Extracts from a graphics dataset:
## start

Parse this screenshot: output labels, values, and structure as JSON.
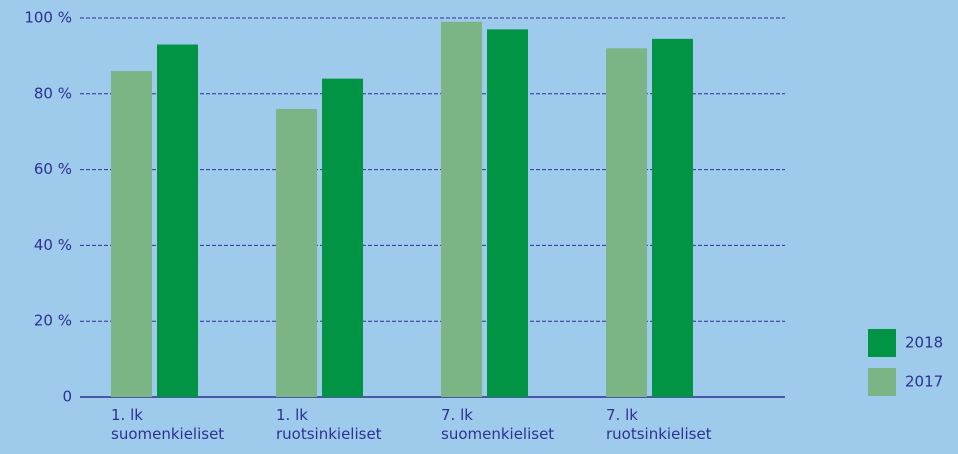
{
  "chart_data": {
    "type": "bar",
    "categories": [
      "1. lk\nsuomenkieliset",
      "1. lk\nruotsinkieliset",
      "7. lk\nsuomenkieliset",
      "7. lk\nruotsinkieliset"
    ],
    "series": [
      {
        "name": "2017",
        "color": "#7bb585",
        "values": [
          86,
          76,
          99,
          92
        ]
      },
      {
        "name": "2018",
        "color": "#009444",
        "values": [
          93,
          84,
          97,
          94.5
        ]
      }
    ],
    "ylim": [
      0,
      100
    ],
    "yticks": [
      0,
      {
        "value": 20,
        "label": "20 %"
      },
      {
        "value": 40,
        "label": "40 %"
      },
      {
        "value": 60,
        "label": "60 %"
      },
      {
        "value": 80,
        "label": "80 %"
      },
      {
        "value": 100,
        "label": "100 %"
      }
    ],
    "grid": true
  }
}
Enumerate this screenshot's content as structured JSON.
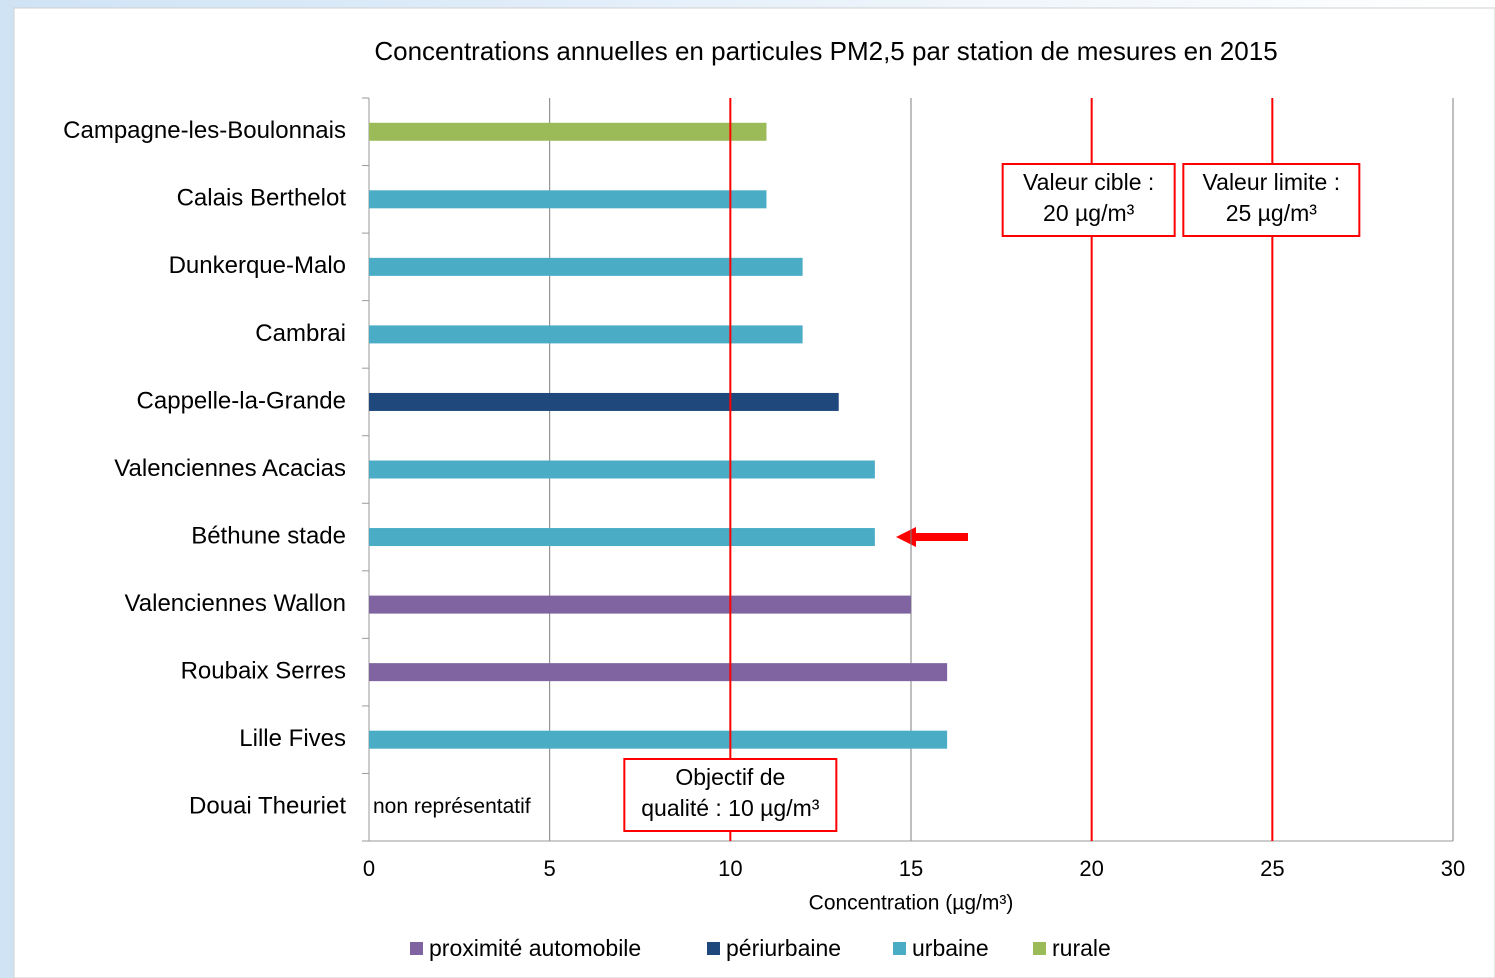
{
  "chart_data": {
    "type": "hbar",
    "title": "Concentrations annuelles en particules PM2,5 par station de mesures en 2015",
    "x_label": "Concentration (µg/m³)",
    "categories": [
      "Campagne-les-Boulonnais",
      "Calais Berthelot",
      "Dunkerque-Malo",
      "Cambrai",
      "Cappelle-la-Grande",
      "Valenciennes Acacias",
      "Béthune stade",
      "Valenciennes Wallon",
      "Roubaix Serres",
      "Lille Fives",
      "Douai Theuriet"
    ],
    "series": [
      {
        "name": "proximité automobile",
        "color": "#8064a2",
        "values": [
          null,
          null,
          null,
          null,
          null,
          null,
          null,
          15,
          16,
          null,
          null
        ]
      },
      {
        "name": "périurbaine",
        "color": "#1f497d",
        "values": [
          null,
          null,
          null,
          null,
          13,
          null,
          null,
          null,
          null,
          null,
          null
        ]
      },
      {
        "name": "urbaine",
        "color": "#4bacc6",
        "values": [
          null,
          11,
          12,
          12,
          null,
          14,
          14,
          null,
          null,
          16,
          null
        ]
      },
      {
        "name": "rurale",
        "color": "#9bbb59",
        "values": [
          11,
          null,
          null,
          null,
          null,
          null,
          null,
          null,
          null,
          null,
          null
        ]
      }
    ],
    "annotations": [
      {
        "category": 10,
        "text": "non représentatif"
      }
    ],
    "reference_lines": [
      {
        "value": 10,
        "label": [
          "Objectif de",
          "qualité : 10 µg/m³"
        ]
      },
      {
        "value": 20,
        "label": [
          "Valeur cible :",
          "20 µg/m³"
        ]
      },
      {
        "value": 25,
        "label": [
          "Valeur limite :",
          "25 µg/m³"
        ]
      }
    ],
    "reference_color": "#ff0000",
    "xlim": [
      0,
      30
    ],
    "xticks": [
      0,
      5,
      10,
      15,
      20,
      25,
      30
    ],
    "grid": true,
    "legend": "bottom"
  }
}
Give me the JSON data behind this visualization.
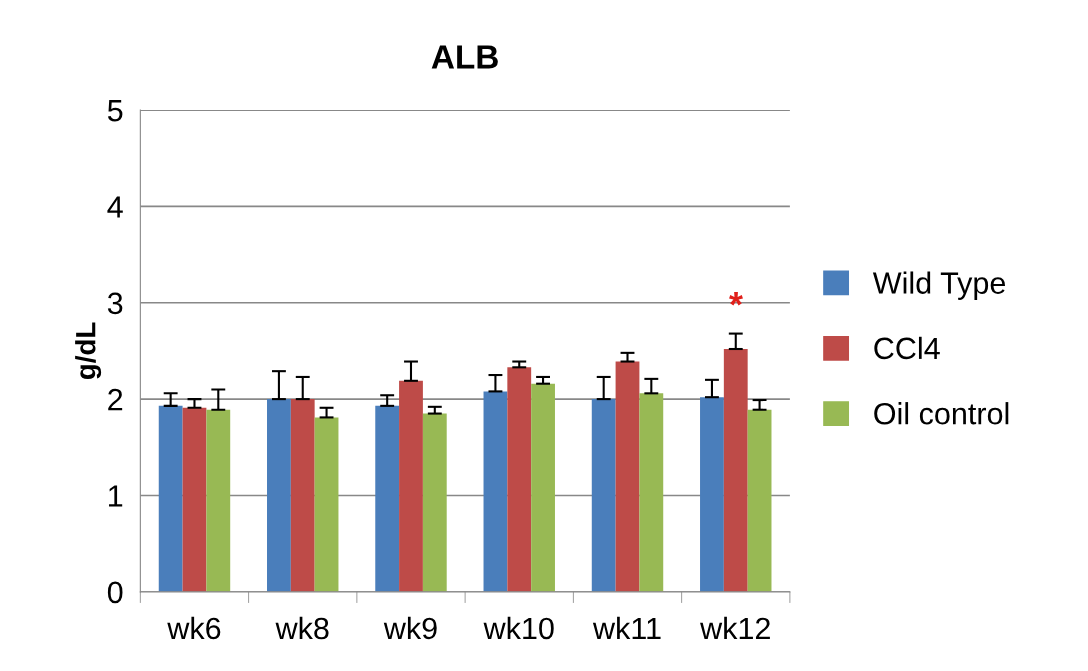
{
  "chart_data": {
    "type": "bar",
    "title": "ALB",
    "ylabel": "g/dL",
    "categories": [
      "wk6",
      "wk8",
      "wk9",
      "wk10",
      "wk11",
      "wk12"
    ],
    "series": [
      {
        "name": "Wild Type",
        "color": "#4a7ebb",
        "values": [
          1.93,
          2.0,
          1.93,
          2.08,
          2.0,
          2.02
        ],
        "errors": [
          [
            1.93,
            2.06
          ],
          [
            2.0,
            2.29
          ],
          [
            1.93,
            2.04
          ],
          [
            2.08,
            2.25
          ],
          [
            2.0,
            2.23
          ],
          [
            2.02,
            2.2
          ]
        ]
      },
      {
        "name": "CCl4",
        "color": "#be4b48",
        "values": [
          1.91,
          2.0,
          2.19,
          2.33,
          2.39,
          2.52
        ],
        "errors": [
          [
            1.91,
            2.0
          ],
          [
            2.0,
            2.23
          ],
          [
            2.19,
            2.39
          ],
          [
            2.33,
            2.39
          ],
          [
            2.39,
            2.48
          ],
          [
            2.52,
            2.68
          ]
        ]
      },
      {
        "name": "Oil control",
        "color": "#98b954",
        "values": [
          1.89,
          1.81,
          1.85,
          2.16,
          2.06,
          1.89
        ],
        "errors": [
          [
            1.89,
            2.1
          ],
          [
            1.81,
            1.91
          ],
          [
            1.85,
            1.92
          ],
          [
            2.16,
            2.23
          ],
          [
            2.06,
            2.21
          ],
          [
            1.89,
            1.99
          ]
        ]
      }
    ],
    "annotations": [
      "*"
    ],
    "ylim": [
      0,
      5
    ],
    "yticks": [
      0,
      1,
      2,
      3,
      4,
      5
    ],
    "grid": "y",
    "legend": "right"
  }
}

## end

DIRECTION:
Without the pictures, write out every entry precisely as it appears.

OUTPUT:
Parse this screenshot: output labels, values, and structure as JSON.
{
  "chart_data": {
    "type": "bar",
    "categories": [
      "1. lk\nsuomenkieliset",
      "1. lk\nruotsinkieliset",
      "7. lk\nsuomenkieliset",
      "7. lk\nruotsinkieliset"
    ],
    "series": [
      {
        "name": "2017",
        "color": "#7bb585",
        "values": [
          86,
          76,
          99,
          92
        ]
      },
      {
        "name": "2018",
        "color": "#009444",
        "values": [
          93,
          84,
          97,
          94.5
        ]
      }
    ],
    "ylim": [
      0,
      100
    ],
    "yticks": [
      0,
      {
        "value": 20,
        "label": "20 %"
      },
      {
        "value": 40,
        "label": "40 %"
      },
      {
        "value": 60,
        "label": "60 %"
      },
      {
        "value": 80,
        "label": "80 %"
      },
      {
        "value": 100,
        "label": "100 %"
      }
    ],
    "grid": true
  }
}
Enumerate this screenshot's content as structured JSON.
{
  "chart_data": {
    "type": "hbar",
    "title": "Concentrations annuelles en particules PM2,5 par station de mesures en 2015",
    "x_label": "Concentration (µg/m³)",
    "categories": [
      "Campagne-les-Boulonnais",
      "Calais Berthelot",
      "Dunkerque-Malo",
      "Cambrai",
      "Cappelle-la-Grande",
      "Valenciennes Acacias",
      "Béthune stade",
      "Valenciennes Wallon",
      "Roubaix Serres",
      "Lille Fives",
      "Douai Theuriet"
    ],
    "series": [
      {
        "name": "proximité automobile",
        "color": "#8064a2",
        "values": [
          null,
          null,
          null,
          null,
          null,
          null,
          null,
          15,
          16,
          null,
          null
        ]
      },
      {
        "name": "périurbaine",
        "color": "#1f497d",
        "values": [
          null,
          null,
          null,
          null,
          13,
          null,
          null,
          null,
          null,
          null,
          null
        ]
      },
      {
        "name": "urbaine",
        "color": "#4bacc6",
        "values": [
          null,
          11,
          12,
          12,
          null,
          14,
          14,
          null,
          null,
          16,
          null
        ]
      },
      {
        "name": "rurale",
        "color": "#9bbb59",
        "values": [
          11,
          null,
          null,
          null,
          null,
          null,
          null,
          null,
          null,
          null,
          null
        ]
      }
    ],
    "annotations": [
      {
        "category": 10,
        "text": "non représentatif"
      }
    ],
    "reference_lines": [
      {
        "value": 10,
        "label": [
          "Objectif de",
          "qualité : 10 µg/m³"
        ]
      },
      {
        "value": 20,
        "label": [
          "Valeur cible :",
          "20 µg/m³"
        ]
      },
      {
        "value": 25,
        "label": [
          "Valeur limite :",
          "25 µg/m³"
        ]
      }
    ],
    "reference_color": "#ff0000",
    "xlim": [
      0,
      30
    ],
    "xticks": [
      0,
      5,
      10,
      15,
      20,
      25,
      30
    ],
    "grid": true,
    "legend": "bottom"
  }
}
Give me the JSON data behind this visualization.
{
  "chart_data": {
    "type": "bar",
    "title": "ALB",
    "ylabel": "g/dL",
    "categories": [
      "wk6",
      "wk8",
      "wk9",
      "wk10",
      "wk11",
      "wk12"
    ],
    "series": [
      {
        "name": "Wild Type",
        "color": "#4a7ebb",
        "values": [
          1.93,
          2.0,
          1.93,
          2.08,
          2.0,
          2.02
        ],
        "errors": [
          [
            1.93,
            2.06
          ],
          [
            2.0,
            2.29
          ],
          [
            1.93,
            2.04
          ],
          [
            2.08,
            2.25
          ],
          [
            2.0,
            2.23
          ],
          [
            2.02,
            2.2
          ]
        ]
      },
      {
        "name": "CCl4",
        "color": "#be4b48",
        "values": [
          1.91,
          2.0,
          2.19,
          2.33,
          2.39,
          2.52
        ],
        "errors": [
          [
            1.91,
            2.0
          ],
          [
            2.0,
            2.23
          ],
          [
            2.19,
            2.39
          ],
          [
            2.33,
            2.39
          ],
          [
            2.39,
            2.48
          ],
          [
            2.52,
            2.68
          ]
        ]
      },
      {
        "name": "Oil control",
        "color": "#98b954",
        "values": [
          1.89,
          1.81,
          1.85,
          2.16,
          2.06,
          1.89
        ],
        "errors": [
          [
            1.89,
            2.1
          ],
          [
            1.81,
            1.91
          ],
          [
            1.85,
            1.92
          ],
          [
            2.16,
            2.23
          ],
          [
            2.06,
            2.21
          ],
          [
            1.89,
            1.99
          ]
        ]
      }
    ],
    "annotations": [
      "*"
    ],
    "ylim": [
      0,
      5
    ],
    "yticks": [
      0,
      1,
      2,
      3,
      4,
      5
    ],
    "grid": "y",
    "legend": "right"
  }
}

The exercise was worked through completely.